● Data records:

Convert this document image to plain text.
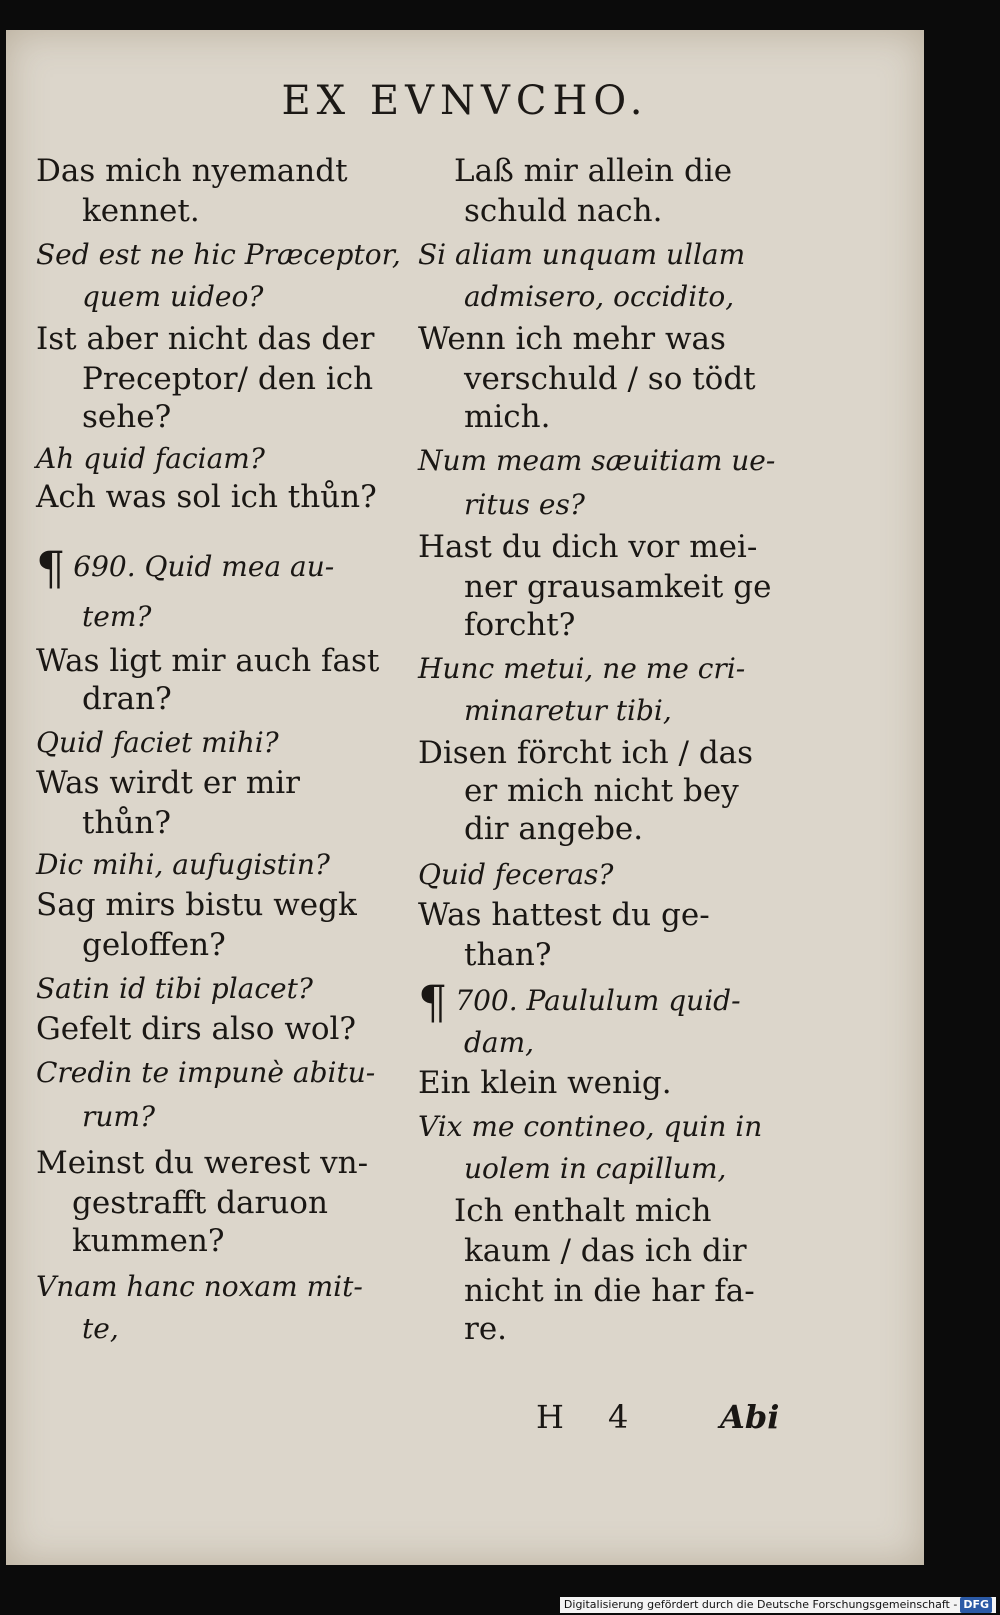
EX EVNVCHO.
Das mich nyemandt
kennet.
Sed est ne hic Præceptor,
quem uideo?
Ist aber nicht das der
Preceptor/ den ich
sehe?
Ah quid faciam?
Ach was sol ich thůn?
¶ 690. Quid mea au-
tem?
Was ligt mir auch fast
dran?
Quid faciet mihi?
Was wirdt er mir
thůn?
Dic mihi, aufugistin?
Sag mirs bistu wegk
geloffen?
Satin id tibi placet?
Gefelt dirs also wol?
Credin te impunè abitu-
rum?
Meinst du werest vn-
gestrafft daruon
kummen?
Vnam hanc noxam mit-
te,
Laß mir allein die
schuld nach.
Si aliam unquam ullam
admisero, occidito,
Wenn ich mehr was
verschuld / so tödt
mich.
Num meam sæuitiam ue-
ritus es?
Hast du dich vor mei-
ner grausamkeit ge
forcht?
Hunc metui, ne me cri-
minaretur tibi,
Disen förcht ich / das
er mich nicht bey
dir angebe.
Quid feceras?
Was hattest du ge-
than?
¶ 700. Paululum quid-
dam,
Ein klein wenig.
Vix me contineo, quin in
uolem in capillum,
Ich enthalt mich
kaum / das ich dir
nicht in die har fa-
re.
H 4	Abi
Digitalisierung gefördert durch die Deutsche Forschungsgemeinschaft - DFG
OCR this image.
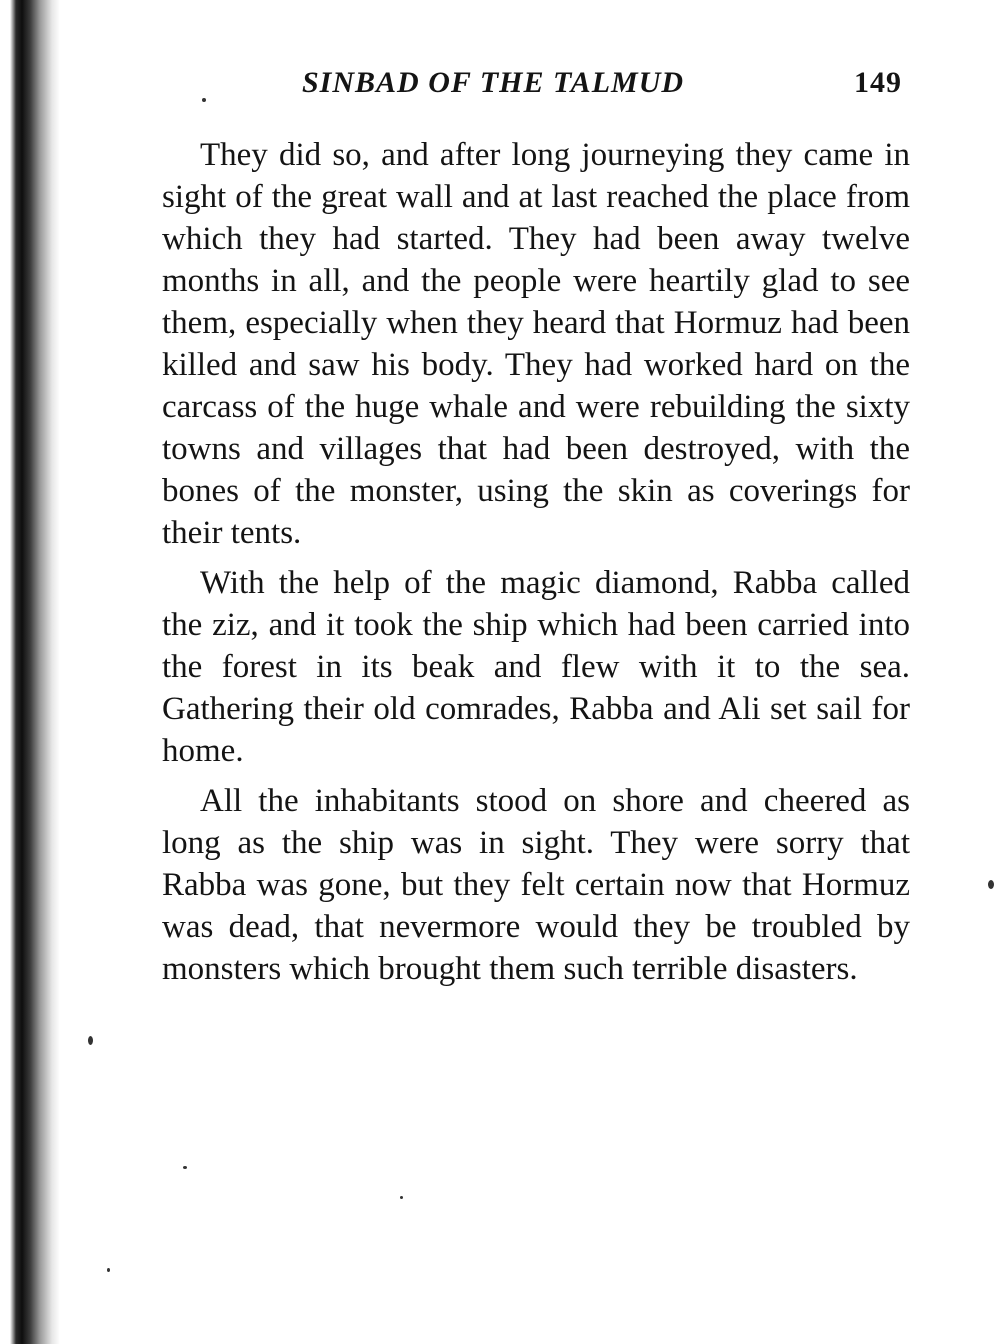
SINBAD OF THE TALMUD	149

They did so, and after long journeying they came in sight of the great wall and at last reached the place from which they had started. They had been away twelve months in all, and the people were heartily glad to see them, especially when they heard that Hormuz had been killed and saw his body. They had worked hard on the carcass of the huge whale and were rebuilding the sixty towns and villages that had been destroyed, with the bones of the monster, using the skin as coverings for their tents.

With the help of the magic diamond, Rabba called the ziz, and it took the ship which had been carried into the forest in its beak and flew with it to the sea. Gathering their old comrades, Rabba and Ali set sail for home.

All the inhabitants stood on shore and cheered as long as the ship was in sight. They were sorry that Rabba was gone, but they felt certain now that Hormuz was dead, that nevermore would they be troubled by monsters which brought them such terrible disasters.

● Exercise:
Filter out all lines lacking the word "tibi" and copy the rest.

● Response to this exercise:
Satin id tibi placet?
minaretur tibi,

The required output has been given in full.